STATED PROBLEM
Select and reproduce each line of the listing below that bears the string "same".

THE INPUT
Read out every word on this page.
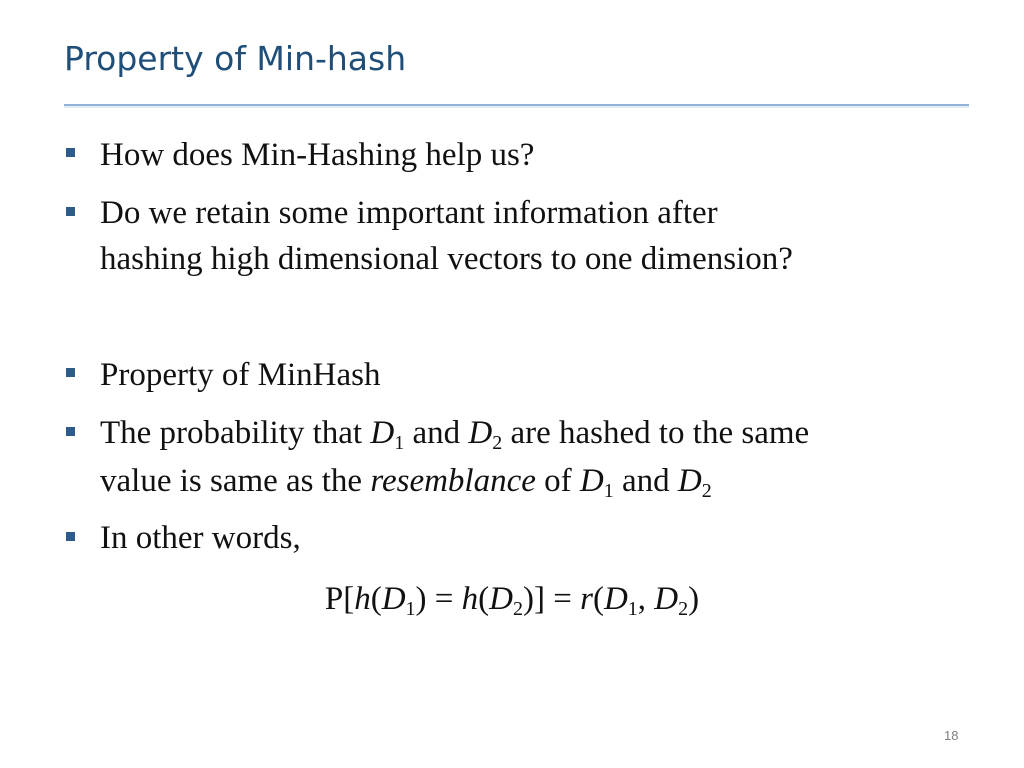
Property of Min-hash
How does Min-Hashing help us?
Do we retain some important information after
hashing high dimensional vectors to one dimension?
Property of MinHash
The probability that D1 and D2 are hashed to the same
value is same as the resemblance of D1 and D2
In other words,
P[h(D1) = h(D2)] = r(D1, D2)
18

--

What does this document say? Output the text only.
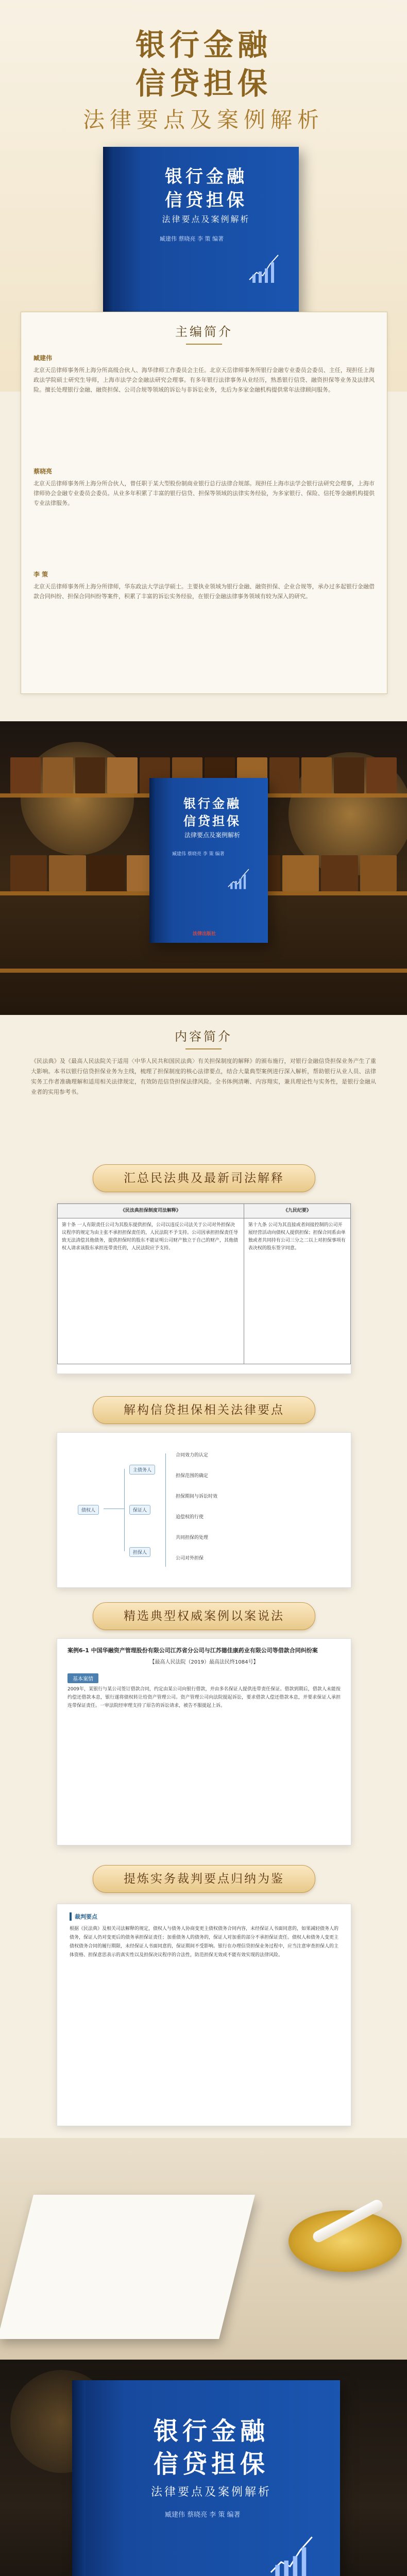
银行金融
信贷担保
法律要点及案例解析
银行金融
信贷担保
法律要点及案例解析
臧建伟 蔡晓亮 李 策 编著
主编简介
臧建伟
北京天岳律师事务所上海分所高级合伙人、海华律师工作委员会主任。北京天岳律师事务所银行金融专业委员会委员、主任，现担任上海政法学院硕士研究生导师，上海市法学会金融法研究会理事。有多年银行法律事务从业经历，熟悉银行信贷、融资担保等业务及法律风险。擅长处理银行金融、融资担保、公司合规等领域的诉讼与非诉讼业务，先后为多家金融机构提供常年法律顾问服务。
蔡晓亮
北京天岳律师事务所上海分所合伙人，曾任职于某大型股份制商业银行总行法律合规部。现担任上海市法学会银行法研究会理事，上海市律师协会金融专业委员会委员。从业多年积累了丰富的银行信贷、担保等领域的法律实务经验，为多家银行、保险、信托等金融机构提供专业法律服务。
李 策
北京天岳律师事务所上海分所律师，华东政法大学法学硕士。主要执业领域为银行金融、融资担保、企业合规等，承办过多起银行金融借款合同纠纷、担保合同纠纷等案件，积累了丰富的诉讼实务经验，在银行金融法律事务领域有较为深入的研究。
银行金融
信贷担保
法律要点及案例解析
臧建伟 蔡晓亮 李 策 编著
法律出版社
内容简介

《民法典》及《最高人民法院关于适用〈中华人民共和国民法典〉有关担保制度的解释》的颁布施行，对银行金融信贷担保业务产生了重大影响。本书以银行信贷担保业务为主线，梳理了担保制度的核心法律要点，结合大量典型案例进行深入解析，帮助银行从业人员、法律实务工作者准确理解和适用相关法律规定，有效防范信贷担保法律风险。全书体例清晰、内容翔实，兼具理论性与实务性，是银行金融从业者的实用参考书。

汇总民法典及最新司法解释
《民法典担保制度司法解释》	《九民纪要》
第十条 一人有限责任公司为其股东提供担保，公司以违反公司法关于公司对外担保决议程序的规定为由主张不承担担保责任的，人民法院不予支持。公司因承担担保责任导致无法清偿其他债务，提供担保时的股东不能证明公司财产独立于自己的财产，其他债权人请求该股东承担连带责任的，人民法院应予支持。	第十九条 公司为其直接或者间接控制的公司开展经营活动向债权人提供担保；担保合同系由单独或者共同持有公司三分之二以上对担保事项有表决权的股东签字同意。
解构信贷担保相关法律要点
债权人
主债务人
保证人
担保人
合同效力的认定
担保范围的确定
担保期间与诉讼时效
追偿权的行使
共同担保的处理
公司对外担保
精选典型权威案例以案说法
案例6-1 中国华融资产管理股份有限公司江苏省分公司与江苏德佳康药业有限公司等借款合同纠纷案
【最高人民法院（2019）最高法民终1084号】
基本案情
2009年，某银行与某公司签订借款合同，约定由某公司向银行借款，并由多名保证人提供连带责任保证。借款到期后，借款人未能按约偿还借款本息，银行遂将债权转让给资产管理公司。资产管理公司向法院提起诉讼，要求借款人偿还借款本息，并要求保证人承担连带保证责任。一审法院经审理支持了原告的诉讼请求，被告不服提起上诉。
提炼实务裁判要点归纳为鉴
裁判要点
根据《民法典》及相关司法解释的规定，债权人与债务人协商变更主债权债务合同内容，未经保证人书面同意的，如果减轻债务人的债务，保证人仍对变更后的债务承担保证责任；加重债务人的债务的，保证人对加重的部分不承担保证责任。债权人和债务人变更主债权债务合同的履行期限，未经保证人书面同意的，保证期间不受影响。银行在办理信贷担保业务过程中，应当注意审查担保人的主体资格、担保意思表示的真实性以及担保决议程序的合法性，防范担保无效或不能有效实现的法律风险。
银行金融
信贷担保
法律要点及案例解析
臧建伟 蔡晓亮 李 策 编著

TASK ANSWER
The probability that D1 and D2 are hashed to the same
value is same as the resemblance of D1 and D2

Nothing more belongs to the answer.